PROBLEM DETAILS: Could you print each of the records below exactly?

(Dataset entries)

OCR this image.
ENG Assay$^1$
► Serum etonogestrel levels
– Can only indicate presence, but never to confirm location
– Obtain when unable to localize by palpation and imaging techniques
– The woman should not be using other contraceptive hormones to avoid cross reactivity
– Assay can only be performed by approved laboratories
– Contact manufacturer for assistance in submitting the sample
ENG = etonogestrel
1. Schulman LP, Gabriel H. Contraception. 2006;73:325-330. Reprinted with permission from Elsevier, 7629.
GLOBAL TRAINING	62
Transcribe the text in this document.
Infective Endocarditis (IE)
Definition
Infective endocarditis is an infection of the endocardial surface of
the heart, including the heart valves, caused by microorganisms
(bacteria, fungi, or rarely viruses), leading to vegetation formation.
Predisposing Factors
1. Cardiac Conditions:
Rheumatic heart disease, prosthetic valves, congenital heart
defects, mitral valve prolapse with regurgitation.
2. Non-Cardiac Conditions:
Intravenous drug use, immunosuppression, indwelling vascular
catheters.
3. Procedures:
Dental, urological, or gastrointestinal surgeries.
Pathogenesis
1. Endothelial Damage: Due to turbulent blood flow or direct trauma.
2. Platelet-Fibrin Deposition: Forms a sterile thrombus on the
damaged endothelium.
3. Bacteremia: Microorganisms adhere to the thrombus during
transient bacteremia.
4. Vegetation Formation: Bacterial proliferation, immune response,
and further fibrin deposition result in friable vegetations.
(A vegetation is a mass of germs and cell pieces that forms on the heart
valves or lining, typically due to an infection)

RESULT OF THIS EXERCISE:
OCR this image.
ENG Assay$^1$
► Serum etonogestrel levels
– Can only indicate presence, but never to confirm location
– Obtain when unable to localize by palpation and imaging techniques
– The woman should not be using other contraceptive hormones to avoid cross reactivity
– Assay can only be performed by approved laboratories
– Contact manufacturer for assistance in submitting the sample
ENG = etonogestrel
1. Schulman LP, Gabriel H. Contraception. 2006;73:325-330. Reprinted with permission from Elsevier, 7629.
GLOBAL TRAINING	62
Transcribe the text in this document.
Infective Endocarditis (IE)
Definition
Infective endocarditis is an infection of the endocardial surface of
the heart, including the heart valves, caused by microorganisms
(bacteria, fungi, or rarely viruses), leading to vegetation formation.
Predisposing Factors
1. Cardiac Conditions:
Rheumatic heart disease, prosthetic valves, congenital heart
defects, mitral valve prolapse with regurgitation.
2. Non-Cardiac Conditions:
Intravenous drug use, immunosuppression, indwelling vascular
catheters.
3. Procedures:
Dental, urological, or gastrointestinal surgeries.
Pathogenesis
1. Endothelial Damage: Due to turbulent blood flow or direct trauma.
2. Platelet-Fibrin Deposition: Forms a sterile thrombus on the
damaged endothelium.
3. Bacteremia: Microorganisms adhere to the thrombus during
transient bacteremia.
4. Vegetation Formation: Bacterial proliferation, immune response,
and further fibrin deposition result in friable vegetations.
(A vegetation is a mass of germs and cell pieces that forms on the heart
valves or lining, typically due to an infection)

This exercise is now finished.